JOBS:
a - Summarize the Hive release cadence post below in three sentences.
b - List every web address (URL) that appears in the Hive release cadence post below.

PAGE EXCERPT:
Re: Release candence

Posted by Zoltan Haindrich <ki...@rxd.hu>.
Hey,


 >> In another email thread (https://lists.apache.org/thread/sxcrcf4v9j630tl9domp0bn4m33bdq0s) Sun Chao mentioned that  other projects (Spark,
 >> Iceberg and Trino/Presto) are still depending on old Hive, because the exec-core jar has been removed, and the exec jar contains unshaded versions of various 
dependencies. Until this is fixed, they can not upgrade to a newer version of Hive, so I would like to add this as a blocker for Hive 4.0.0 release.

 >> @Chao Sun: Could you help us find the jira for this issue, or file a new one?

I was thinking about this and I think this is a bit unfair...say project X is using Hive 2.3's core jar; should "we" the Hive community do all the work to run their project 
with Hive 4? I don't think so.
What if some project is not interested in upgrading? Should we really put efforts into thing even in that case?

The best middle ground idea I was able to come up so far was to ask for a broken development branch set up to run with some 4.0.0-alpha-X release where we can start fixing 
the shading issues they might face together.
In this case they will be already ready to go upgrading their Hive; and if they also able to run tests/etc: as a bonus we will get early pre-integration feedback(s)...which 
will be valuable for both them and us.

What do you guys think?
Are there any other options?

cheers,
Zoltan

On 5/11/22 7:33 AM, Chao Sun wrote:
> Thanks for reminding me, Peter. There is
> https://issues.apache.org/jira/browse/HIVE-25317 but that's for Hive
> 2.3 and is mostly for the Spark use case. I just created
> https://issues.apache.org/jira/browse/HIVE-26220 and marked it as a
> blocker.

GIVEN MATERIAL:

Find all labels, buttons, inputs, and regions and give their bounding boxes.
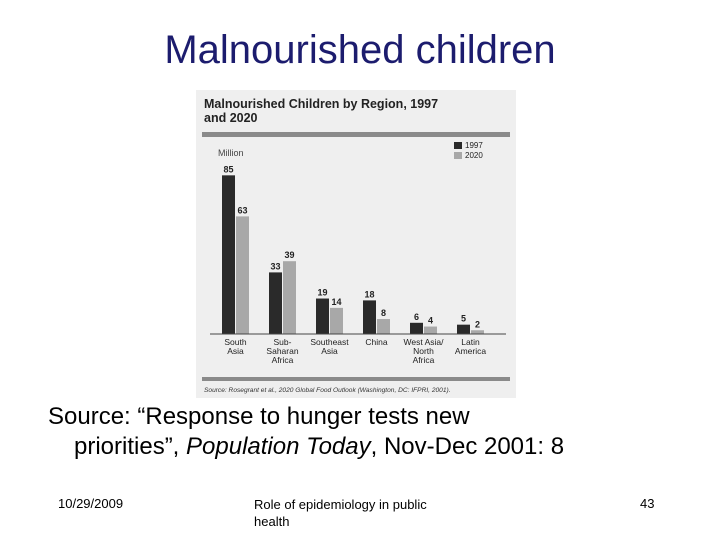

RESULTS BY TASK:
a - Zoltan Haindrich responds to a proposal to make a Hive 4.0.0 release blocker of the problem that keeps Spark, Iceberg and Trino/Presto on old Hive: the exec-core jar was removed and the exec jar contains unshaded dependencies. He argues that it is unfair to expect the Hive community to do all the work of running other projects with Hive 4, especially when a project may not be interested in upgrading. As a middle ground, he suggests asking those projects for a development branch set up to run with a 4.0.0-alpha release, so the shading issues can be fixed together and both sides gain early integration feedback.

b -
- https://lists.apache.org/thread/sxcrcf4v9j630tl9domp0bn4m33bdq0s
- https://issues.apache.org/jira/browse/HIVE-25317
- https://issues.apache.org/jira/browse/HIVE-26220